What this task involves: Look for "Lumenis" in each line of the entries, and return the matching lines.

Task data:
***
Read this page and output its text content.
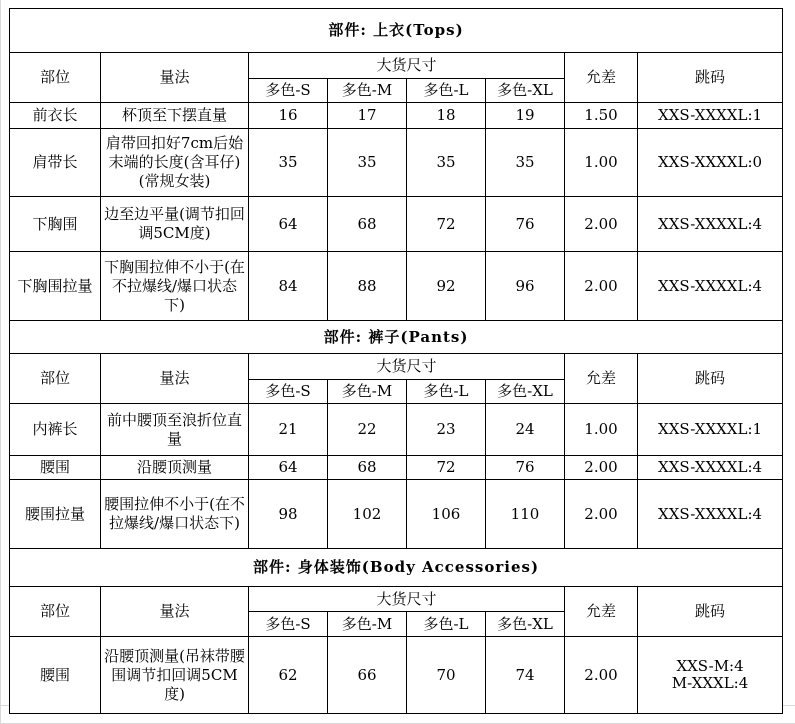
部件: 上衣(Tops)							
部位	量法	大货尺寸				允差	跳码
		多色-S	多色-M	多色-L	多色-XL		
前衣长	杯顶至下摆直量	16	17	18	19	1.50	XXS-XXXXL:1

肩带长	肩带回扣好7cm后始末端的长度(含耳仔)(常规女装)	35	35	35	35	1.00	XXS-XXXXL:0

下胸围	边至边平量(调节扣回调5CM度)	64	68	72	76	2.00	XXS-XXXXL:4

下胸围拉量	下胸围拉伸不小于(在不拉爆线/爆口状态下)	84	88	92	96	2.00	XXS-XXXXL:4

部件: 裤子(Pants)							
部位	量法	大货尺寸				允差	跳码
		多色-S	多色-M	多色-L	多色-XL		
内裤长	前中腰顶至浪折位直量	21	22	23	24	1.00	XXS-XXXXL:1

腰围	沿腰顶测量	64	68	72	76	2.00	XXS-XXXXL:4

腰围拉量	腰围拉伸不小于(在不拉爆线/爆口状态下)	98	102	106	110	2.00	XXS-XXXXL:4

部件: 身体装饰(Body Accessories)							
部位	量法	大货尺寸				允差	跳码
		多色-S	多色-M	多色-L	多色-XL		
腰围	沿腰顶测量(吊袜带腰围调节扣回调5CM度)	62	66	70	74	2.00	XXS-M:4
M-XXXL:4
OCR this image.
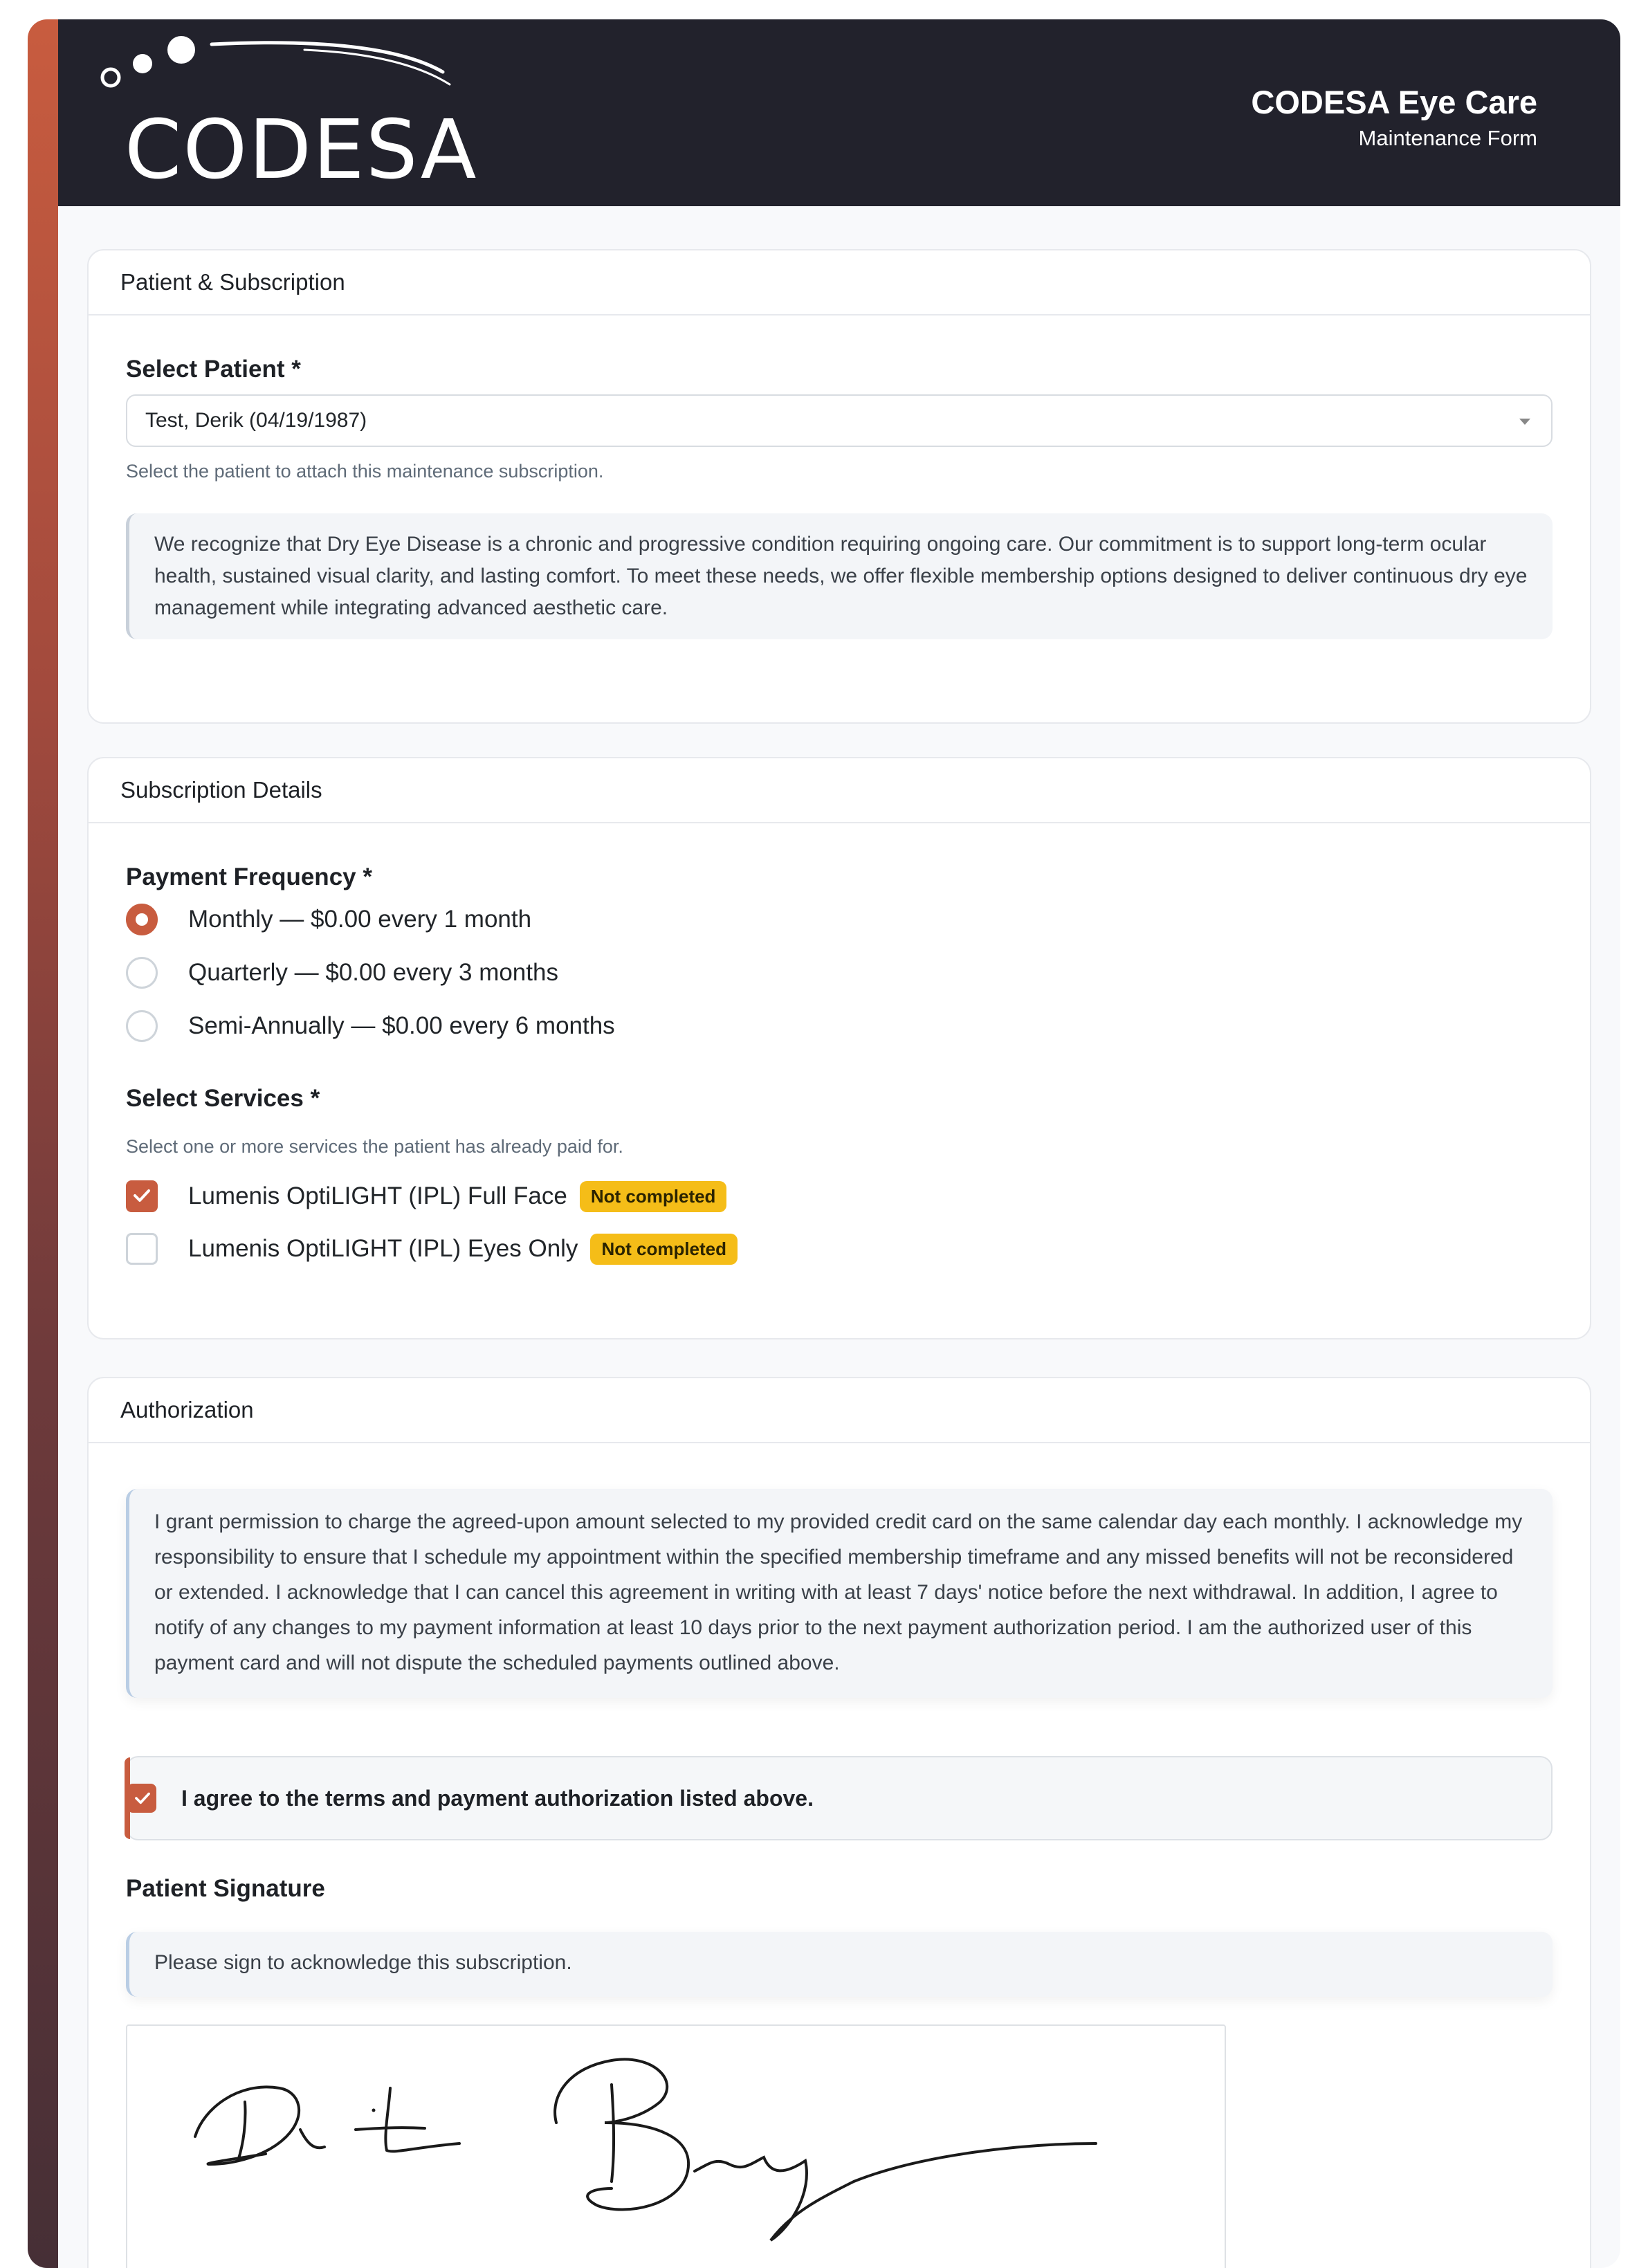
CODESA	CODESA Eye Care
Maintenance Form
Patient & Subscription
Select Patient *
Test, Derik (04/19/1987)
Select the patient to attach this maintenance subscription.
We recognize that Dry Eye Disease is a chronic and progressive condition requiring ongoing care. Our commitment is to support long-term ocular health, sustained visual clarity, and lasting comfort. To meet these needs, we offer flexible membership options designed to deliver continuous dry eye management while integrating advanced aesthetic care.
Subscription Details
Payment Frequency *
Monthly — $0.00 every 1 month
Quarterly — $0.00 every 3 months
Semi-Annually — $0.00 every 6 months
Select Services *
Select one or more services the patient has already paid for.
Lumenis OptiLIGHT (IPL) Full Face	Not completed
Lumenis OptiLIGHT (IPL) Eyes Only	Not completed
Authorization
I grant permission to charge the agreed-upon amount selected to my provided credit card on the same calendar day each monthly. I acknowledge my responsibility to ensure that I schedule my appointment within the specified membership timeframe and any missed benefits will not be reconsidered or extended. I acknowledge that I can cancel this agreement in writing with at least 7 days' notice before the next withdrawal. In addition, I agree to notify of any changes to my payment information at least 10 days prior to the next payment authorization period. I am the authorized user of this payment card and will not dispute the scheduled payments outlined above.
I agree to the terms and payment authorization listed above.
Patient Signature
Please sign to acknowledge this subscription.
***
Final result:
Lumenis OptiLIGHT (IPL) Full Face	Not completed
Lumenis OptiLIGHT (IPL) Eyes Only	Not completed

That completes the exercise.